TO BE DONE
Print the listing as it stands, omitting all images.
begin INPUT RECORDS
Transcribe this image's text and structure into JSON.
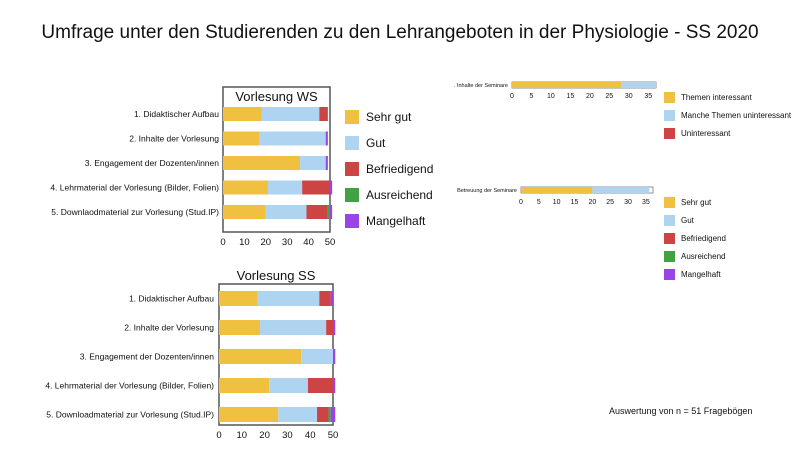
{
  "title": "Umfrage unter den Studierenden zu den Lehrangeboten in der Physiologie - SS 2020",
  "footnote": "Auswertung von n = 51 Fragebögen",
  "colors": {
    "sehr_gut": "#f0c040",
    "gut": "#aed4f2",
    "befriedigend": "#cc4444",
    "ausreichend": "#44a044",
    "mangelhaft": "#9b44e6",
    "themen_interessant": "#f0c040",
    "manche_themen": "#aed4f2",
    "uninteressant": "#cc4444"
  },
  "legend_grades": [
    "Sehr gut",
    "Gut",
    "Befriedigend",
    "Ausreichend",
    "Mangelhaft"
  ],
  "legend_seminar": [
    "Themen interessant",
    "Manche Themen uninteressant",
    "Uninteressant"
  ],
  "chart_data": [
    {
      "type": "bar",
      "orientation": "horizontal",
      "stacked": true,
      "title": "Vorlesung WS",
      "categories": [
        "1. Didaktischer Aufbau",
        "2. Inhalte der Vorlesung",
        "3. Engagement der Dozenten/innen",
        "4. Lehrmaterial der Vorlesung (Bilder, Folien)",
        "5. Downlaodmaterial zur Vorlesung (Stud.IP)"
      ],
      "series": [
        {
          "name": "Sehr gut",
          "color": "#f0c040",
          "values": [
            18,
            17,
            36,
            21,
            20
          ]
        },
        {
          "name": "Gut",
          "color": "#aed4f2",
          "values": [
            27,
            31,
            12,
            16,
            19
          ]
        },
        {
          "name": "Befriedigend",
          "color": "#cc4444",
          "values": [
            4,
            0,
            0,
            13,
            10
          ]
        },
        {
          "name": "Ausreichend",
          "color": "#44a044",
          "values": [
            0,
            0,
            0,
            0,
            1
          ]
        },
        {
          "name": "Mangelhaft",
          "color": "#9b44e6",
          "values": [
            0,
            1,
            1,
            1,
            1
          ]
        }
      ],
      "xlim": [
        0,
        50
      ],
      "xticks": [
        0,
        10,
        20,
        30,
        40,
        50
      ]
    },
    {
      "type": "bar",
      "orientation": "horizontal",
      "stacked": true,
      "title": "Vorlesung SS",
      "categories": [
        "1. Didaktischer Aufbau",
        "2. Inhalte der Vorlesung",
        "3. Engagement der Dozenten/innen",
        "4. Lehrmaterial der Vorlesung (Bilder, Folien)",
        "5. Downloadmaterial zur Vorlesung (Stud.IP)"
      ],
      "series": [
        {
          "name": "Sehr gut",
          "color": "#f0c040",
          "values": [
            17,
            18,
            36,
            22,
            26
          ]
        },
        {
          "name": "Gut",
          "color": "#aed4f2",
          "values": [
            27,
            29,
            14,
            17,
            17
          ]
        },
        {
          "name": "Befriedigend",
          "color": "#cc4444",
          "values": [
            5,
            3,
            0,
            11,
            5
          ]
        },
        {
          "name": "Ausreichend",
          "color": "#44a044",
          "values": [
            0,
            0,
            0,
            0,
            1
          ]
        },
        {
          "name": "Mangelhaft",
          "color": "#9b44e6",
          "values": [
            1,
            1,
            1,
            1,
            2
          ]
        }
      ],
      "xlim": [
        0,
        50
      ],
      "xticks": [
        0,
        10,
        20,
        30,
        40,
        50
      ]
    },
    {
      "type": "bar",
      "orientation": "horizontal",
      "stacked": true,
      "categories": [
        ". Inhalte der Seminare"
      ],
      "series": [
        {
          "name": "Themen interessant",
          "color": "#f0c040",
          "values": [
            28
          ]
        },
        {
          "name": "Manche Themen uninteressant",
          "color": "#aed4f2",
          "values": [
            9
          ]
        },
        {
          "name": "Uninteressant",
          "color": "#cc4444",
          "values": [
            0
          ]
        }
      ],
      "xlim": [
        0,
        37
      ],
      "xticks": [
        0,
        5,
        10,
        15,
        20,
        25,
        30,
        35
      ]
    },
    {
      "type": "bar",
      "orientation": "horizontal",
      "stacked": true,
      "categories": [
        "Betreuung der Seminare"
      ],
      "series": [
        {
          "name": "Sehr gut",
          "color": "#f0c040",
          "values": [
            20
          ]
        },
        {
          "name": "Gut",
          "color": "#aed4f2",
          "values": [
            16
          ]
        },
        {
          "name": "Befriedigend",
          "color": "#cc4444",
          "values": [
            0
          ]
        },
        {
          "name": "Ausreichend",
          "color": "#44a044",
          "values": [
            0
          ]
        },
        {
          "name": "Mangelhaft",
          "color": "#9b44e6",
          "values": [
            0
          ]
        }
      ],
      "xlim": [
        0,
        37
      ],
      "xticks": [
        0,
        5,
        10,
        15,
        20,
        25,
        30,
        35
      ]
    }
  ]
}
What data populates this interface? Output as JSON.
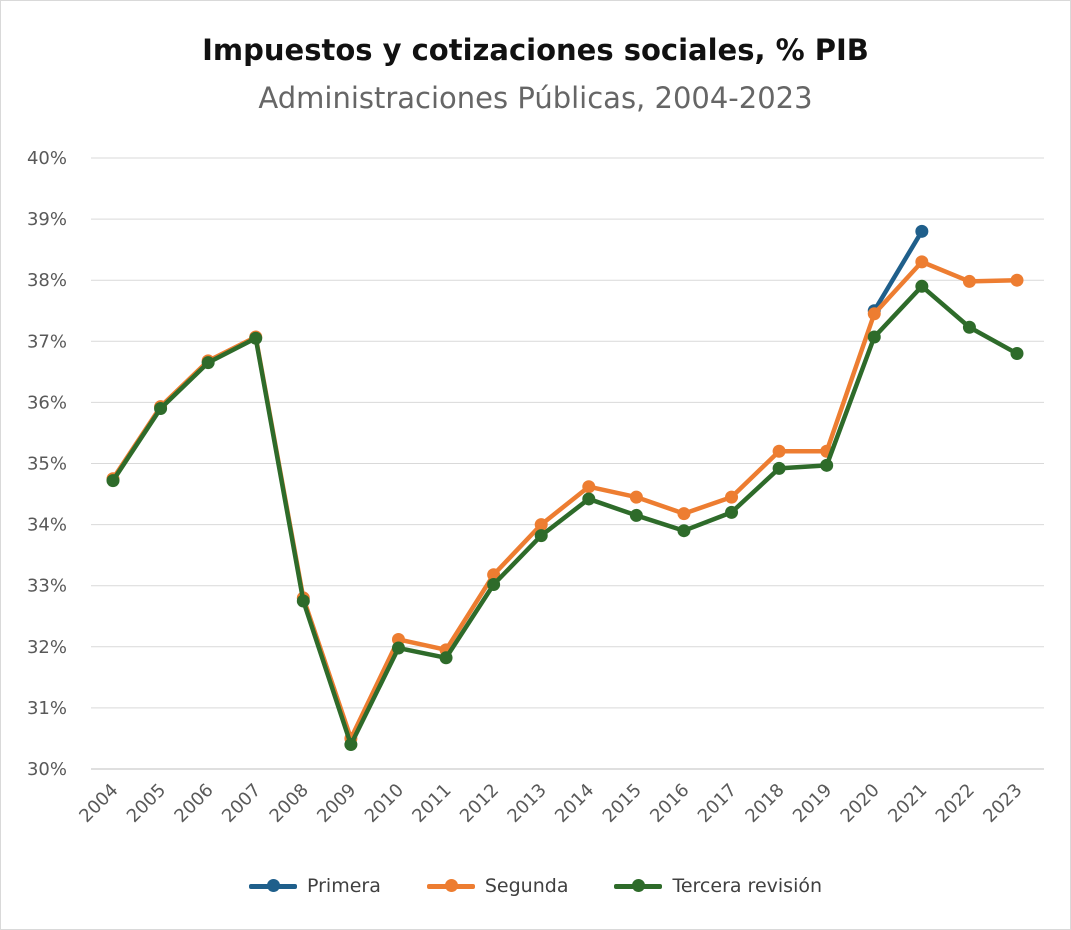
{
  "chart_data": {
    "type": "line",
    "title": "Impuestos y cotizaciones sociales, % PIB",
    "subtitle": "Administraciones Públicas, 2004-2023",
    "xlabel": "",
    "ylabel": "",
    "categories": [
      "2004",
      "2005",
      "2006",
      "2007",
      "2008",
      "2009",
      "2010",
      "2011",
      "2012",
      "2013",
      "2014",
      "2015",
      "2016",
      "2017",
      "2018",
      "2019",
      "2020",
      "2021",
      "2022",
      "2023"
    ],
    "yticks": [
      30,
      31,
      32,
      33,
      34,
      35,
      36,
      37,
      38,
      39,
      40
    ],
    "ytick_labels": [
      "30%",
      "31%",
      "32%",
      "33%",
      "34%",
      "35%",
      "36%",
      "37%",
      "38%",
      "39%",
      "40%"
    ],
    "ylim": [
      30,
      40
    ],
    "grid": true,
    "legend_position": "bottom",
    "series": [
      {
        "name": "Primera",
        "color": "#1f5f8b",
        "values": [
          null,
          null,
          null,
          null,
          null,
          null,
          null,
          null,
          null,
          null,
          null,
          null,
          null,
          null,
          null,
          null,
          37.5,
          38.8,
          null,
          null
        ]
      },
      {
        "name": "Segunda",
        "color": "#ed7d31",
        "values": [
          34.75,
          35.93,
          36.68,
          37.07,
          32.8,
          30.5,
          32.12,
          31.95,
          33.18,
          34.0,
          34.62,
          34.45,
          34.18,
          34.45,
          35.2,
          35.2,
          37.45,
          38.3,
          37.98,
          38.0
        ]
      },
      {
        "name": "Tercera revisión",
        "color": "#2e6b2a",
        "values": [
          34.72,
          35.9,
          36.65,
          37.05,
          32.75,
          30.4,
          31.98,
          31.82,
          33.02,
          33.82,
          34.42,
          34.15,
          33.9,
          34.2,
          34.92,
          34.97,
          37.07,
          37.9,
          37.23,
          36.8
        ]
      }
    ]
  }
}
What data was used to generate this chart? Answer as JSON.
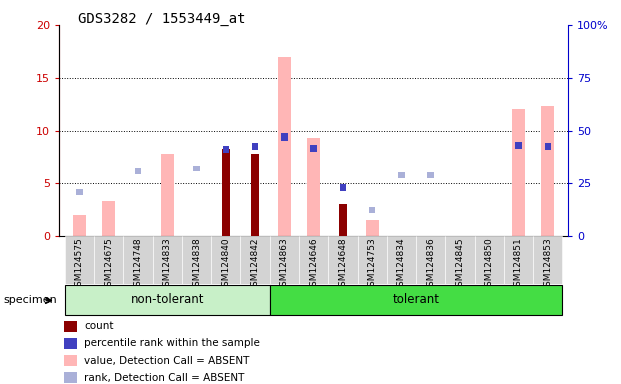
end INPUT RECORDS
SOLUTION
Transcribe this image's text and structure into JSON.
{
  "title": "Umfrage unter den Studierenden zu den Lehrangeboten in der Physiologie - SS 2020",
  "footnote": "Auswertung von n = 51 Fragebögen",
  "colors": {
    "sehr_gut": "#f0c040",
    "gut": "#aed4f2",
    "befriedigend": "#cc4444",
    "ausreichend": "#44a044",
    "mangelhaft": "#9b44e6",
    "themen_interessant": "#f0c040",
    "manche_themen": "#aed4f2",
    "uninteressant": "#cc4444"
  },
  "legend_grades": [
    "Sehr gut",
    "Gut",
    "Befriedigend",
    "Ausreichend",
    "Mangelhaft"
  ],
  "legend_seminar": [
    "Themen interessant",
    "Manche Themen uninteressant",
    "Uninteressant"
  ],
  "chart_data": [
    {
      "type": "bar",
      "orientation": "horizontal",
      "stacked": true,
      "title": "Vorlesung WS",
      "categories": [
        "1. Didaktischer Aufbau",
        "2. Inhalte der Vorlesung",
        "3. Engagement der Dozenten/innen",
        "4. Lehrmaterial der Vorlesung (Bilder, Folien)",
        "5. Downlaodmaterial zur Vorlesung (Stud.IP)"
      ],
      "series": [
        {
          "name": "Sehr gut",
          "color": "#f0c040",
          "values": [
            18,
            17,
            36,
            21,
            20
          ]
        },
        {
          "name": "Gut",
          "color": "#aed4f2",
          "values": [
            27,
            31,
            12,
            16,
            19
          ]
        },
        {
          "name": "Befriedigend",
          "color": "#cc4444",
          "values": [
            4,
            0,
            0,
            13,
            10
          ]
        },
        {
          "name": "Ausreichend",
          "color": "#44a044",
          "values": [
            0,
            0,
            0,
            0,
            1
          ]
        },
        {
          "name": "Mangelhaft",
          "color": "#9b44e6",
          "values": [
            0,
            1,
            1,
            1,
            1
          ]
        }
      ],
      "xlim": [
        0,
        50
      ],
      "xticks": [
        0,
        10,
        20,
        30,
        40,
        50
      ]
    },
    {
      "type": "bar",
      "orientation": "horizontal",
      "stacked": true,
      "title": "Vorlesung SS",
      "categories": [
        "1. Didaktischer Aufbau",
        "2. Inhalte der Vorlesung",
        "3. Engagement der Dozenten/innen",
        "4. Lehrmaterial der Vorlesung (Bilder, Folien)",
        "5. Downloadmaterial zur Vorlesung (Stud.IP)"
      ],
      "series": [
        {
          "name": "Sehr gut",
          "color": "#f0c040",
          "values": [
            17,
            18,
            36,
            22,
            26
          ]
        },
        {
          "name": "Gut",
          "color": "#aed4f2",
          "values": [
            27,
            29,
            14,
            17,
            17
          ]
        },
        {
          "name": "Befriedigend",
          "color": "#cc4444",
          "values": [
            5,
            3,
            0,
            11,
            5
          ]
        },
        {
          "name": "Ausreichend",
          "color": "#44a044",
          "values": [
            0,
            0,
            0,
            0,
            1
          ]
        },
        {
          "name": "Mangelhaft",
          "color": "#9b44e6",
          "values": [
            1,
            1,
            1,
            1,
            2
          ]
        }
      ],
      "xlim": [
        0,
        50
      ],
      "xticks": [
        0,
        10,
        20,
        30,
        40,
        50
      ]
    },
    {
      "type": "bar",
      "orientation": "horizontal",
      "stacked": true,
      "categories": [
        ". Inhalte der Seminare"
      ],
      "series": [
        {
          "name": "Themen interessant",
          "color": "#f0c040",
          "values": [
            28
          ]
        },
        {
          "name": "Manche Themen uninteressant",
          "color": "#aed4f2",
          "values": [
            9
          ]
        },
        {
          "name": "Uninteressant",
          "color": "#cc4444",
          "values": [
            0
          ]
        }
      ],
      "xlim": [
        0,
        37
      ],
      "xticks": [
        0,
        5,
        10,
        15,
        20,
        25,
        30,
        35
      ]
    },
    {
      "type": "bar",
      "orientation": "horizontal",
      "stacked": true,
      "categories": [
        "Betreuung der Seminare"
      ],
      "series": [
        {
          "name": "Sehr gut",
          "color": "#f0c040",
          "values": [
            20
          ]
        },
        {
          "name": "Gut",
          "color": "#aed4f2",
          "values": [
            16
          ]
        },
        {
          "name": "Befriedigend",
          "color": "#cc4444",
          "values": [
            0
          ]
        },
        {
          "name": "Ausreichend",
          "color": "#44a044",
          "values": [
            0
          ]
        },
        {
          "name": "Mangelhaft",
          "color": "#9b44e6",
          "values": [
            0
          ]
        }
      ],
      "xlim": [
        0,
        37
      ],
      "xticks": [
        0,
        5,
        10,
        15,
        20,
        25,
        30,
        35
      ]
    }
  ]
}
What data populates this interface? Output as JSON.
{
  "chart_data": {
    "type": "line",
    "title": "Impuestos y cotizaciones sociales, % PIB",
    "subtitle": "Administraciones Públicas, 2004-2023",
    "xlabel": "",
    "ylabel": "",
    "categories": [
      "2004",
      "2005",
      "2006",
      "2007",
      "2008",
      "2009",
      "2010",
      "2011",
      "2012",
      "2013",
      "2014",
      "2015",
      "2016",
      "2017",
      "2018",
      "2019",
      "2020",
      "2021",
      "2022",
      "2023"
    ],
    "yticks": [
      30,
      31,
      32,
      33,
      34,
      35,
      36,
      37,
      38,
      39,
      40
    ],
    "ytick_labels": [
      "30%",
      "31%",
      "32%",
      "33%",
      "34%",
      "35%",
      "36%",
      "37%",
      "38%",
      "39%",
      "40%"
    ],
    "ylim": [
      30,
      40
    ],
    "grid": true,
    "legend_position": "bottom",
    "series": [
      {
        "name": "Primera",
        "color": "#1f5f8b",
        "values": [
          null,
          null,
          null,
          null,
          null,
          null,
          null,
          null,
          null,
          null,
          null,
          null,
          null,
          null,
          null,
          null,
          37.5,
          38.8,
          null,
          null
        ]
      },
      {
        "name": "Segunda",
        "color": "#ed7d31",
        "values": [
          34.75,
          35.93,
          36.68,
          37.07,
          32.8,
          30.5,
          32.12,
          31.95,
          33.18,
          34.0,
          34.62,
          34.45,
          34.18,
          34.45,
          35.2,
          35.2,
          37.45,
          38.3,
          37.98,
          38.0
        ]
      },
      {
        "name": "Tercera revisión",
        "color": "#2e6b2a",
        "values": [
          34.72,
          35.9,
          36.65,
          37.05,
          32.75,
          30.4,
          31.98,
          31.82,
          33.02,
          33.82,
          34.42,
          34.15,
          33.9,
          34.2,
          34.92,
          34.97,
          37.07,
          37.9,
          37.23,
          36.8
        ]
      }
    ]
  }
}
What data was used to generate this chart? Answer as JSON.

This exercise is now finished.